* RECORDS PROVIDED

---

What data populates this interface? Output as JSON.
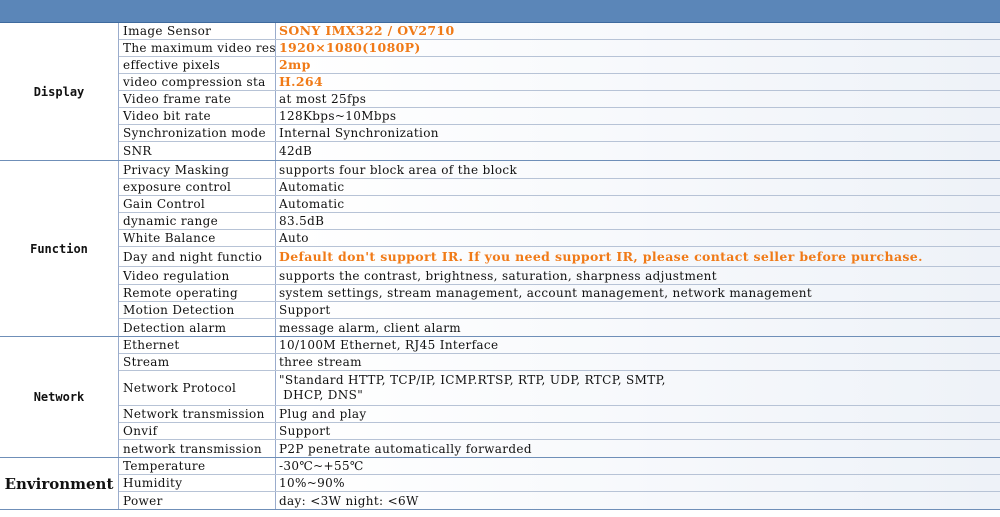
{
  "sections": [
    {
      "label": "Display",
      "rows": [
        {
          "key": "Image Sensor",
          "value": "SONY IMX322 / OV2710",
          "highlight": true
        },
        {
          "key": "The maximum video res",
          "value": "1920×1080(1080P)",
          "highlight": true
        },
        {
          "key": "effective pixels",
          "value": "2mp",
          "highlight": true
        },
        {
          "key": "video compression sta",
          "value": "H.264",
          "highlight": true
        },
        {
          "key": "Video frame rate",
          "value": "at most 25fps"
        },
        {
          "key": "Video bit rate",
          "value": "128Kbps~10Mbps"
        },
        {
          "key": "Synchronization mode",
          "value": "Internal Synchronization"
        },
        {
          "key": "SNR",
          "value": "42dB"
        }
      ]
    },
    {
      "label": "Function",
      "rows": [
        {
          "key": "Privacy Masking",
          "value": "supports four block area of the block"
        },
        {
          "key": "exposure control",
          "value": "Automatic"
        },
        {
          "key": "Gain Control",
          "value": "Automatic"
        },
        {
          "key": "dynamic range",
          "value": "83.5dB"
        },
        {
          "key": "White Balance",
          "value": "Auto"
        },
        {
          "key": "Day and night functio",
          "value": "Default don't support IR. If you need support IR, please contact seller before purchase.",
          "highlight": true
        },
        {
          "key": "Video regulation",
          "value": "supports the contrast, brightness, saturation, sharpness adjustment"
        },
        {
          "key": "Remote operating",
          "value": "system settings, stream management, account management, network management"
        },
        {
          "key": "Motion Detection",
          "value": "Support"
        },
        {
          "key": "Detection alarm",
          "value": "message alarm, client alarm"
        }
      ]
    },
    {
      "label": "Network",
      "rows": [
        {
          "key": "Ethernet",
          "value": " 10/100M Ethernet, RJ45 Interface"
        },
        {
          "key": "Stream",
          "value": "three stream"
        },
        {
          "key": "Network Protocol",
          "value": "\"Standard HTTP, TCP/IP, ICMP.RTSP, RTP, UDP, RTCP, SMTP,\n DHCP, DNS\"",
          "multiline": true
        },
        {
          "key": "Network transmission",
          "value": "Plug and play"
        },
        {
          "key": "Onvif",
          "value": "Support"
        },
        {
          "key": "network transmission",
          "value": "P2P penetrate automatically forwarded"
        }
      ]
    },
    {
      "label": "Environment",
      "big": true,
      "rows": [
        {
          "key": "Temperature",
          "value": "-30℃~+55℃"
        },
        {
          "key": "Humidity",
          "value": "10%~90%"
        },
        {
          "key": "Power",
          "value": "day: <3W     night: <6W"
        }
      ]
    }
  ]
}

---

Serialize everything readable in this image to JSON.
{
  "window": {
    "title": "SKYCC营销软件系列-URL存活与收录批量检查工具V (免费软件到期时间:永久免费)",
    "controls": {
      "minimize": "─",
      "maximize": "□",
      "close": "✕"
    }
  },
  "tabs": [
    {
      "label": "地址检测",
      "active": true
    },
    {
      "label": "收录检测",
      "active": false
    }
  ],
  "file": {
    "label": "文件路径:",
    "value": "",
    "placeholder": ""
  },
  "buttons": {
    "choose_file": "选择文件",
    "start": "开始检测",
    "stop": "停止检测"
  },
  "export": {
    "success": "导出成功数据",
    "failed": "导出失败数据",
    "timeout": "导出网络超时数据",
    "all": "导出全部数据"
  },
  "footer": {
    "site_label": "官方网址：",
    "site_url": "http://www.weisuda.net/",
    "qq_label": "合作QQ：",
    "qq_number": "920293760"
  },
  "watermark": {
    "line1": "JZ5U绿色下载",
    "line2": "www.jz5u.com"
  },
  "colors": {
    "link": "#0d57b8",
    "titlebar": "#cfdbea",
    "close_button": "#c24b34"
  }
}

---

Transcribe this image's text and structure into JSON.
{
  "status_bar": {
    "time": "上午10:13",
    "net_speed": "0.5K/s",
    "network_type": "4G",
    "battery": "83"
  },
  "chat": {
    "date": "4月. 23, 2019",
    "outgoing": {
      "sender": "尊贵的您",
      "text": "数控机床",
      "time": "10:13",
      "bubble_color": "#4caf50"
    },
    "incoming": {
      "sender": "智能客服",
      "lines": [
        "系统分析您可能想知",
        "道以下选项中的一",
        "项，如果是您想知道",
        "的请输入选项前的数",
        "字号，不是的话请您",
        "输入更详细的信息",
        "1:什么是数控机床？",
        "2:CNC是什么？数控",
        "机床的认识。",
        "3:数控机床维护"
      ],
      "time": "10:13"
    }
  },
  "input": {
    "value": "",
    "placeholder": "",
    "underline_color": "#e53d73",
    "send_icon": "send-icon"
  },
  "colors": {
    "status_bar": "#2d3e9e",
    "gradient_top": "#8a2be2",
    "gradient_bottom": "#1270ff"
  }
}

---

* SET PROBLEM
Collect each line holding the string "Ethernet".

* EXPECTED ANSWER
          "key": "Ethernet",
          "value": " 10/100M Ethernet, RJ45 Interface"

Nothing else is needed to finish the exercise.